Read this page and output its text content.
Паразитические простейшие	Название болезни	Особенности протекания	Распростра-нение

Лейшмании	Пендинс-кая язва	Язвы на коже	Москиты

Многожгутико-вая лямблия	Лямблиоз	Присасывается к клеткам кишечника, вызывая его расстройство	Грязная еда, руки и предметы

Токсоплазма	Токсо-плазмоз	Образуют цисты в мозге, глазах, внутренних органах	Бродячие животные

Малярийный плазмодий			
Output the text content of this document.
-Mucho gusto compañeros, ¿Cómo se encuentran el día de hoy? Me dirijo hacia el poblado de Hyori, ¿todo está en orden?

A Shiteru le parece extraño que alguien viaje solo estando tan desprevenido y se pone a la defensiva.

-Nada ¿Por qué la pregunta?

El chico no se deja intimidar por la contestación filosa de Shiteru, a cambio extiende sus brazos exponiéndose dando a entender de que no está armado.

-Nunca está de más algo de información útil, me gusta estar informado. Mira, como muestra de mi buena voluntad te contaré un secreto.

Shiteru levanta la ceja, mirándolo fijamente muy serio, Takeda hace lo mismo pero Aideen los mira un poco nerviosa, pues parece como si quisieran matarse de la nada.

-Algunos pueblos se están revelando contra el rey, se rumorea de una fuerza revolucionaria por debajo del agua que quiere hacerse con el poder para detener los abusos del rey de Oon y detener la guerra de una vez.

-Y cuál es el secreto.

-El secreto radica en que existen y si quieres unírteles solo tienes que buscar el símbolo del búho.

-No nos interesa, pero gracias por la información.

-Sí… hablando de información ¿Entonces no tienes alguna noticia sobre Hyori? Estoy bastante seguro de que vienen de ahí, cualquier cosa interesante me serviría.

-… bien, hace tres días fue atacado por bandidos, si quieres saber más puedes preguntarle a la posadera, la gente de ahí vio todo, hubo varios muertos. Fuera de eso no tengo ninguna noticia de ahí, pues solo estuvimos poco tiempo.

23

^^^^^^^^^^^^^^^^

**Requirement:** Using the records above, pull out each line where the word "tienes" occurs.

**Reply:**
-El secreto radica en que existen y si quieres unírteles solo tienes que buscar el símbolo del búho.
-Sí… hablando de información ¿Entonces no tienes alguna noticia sobre Hyori? Estoy bastante seguro de que vienen de ahí, cualquier cosa interesante me serviría.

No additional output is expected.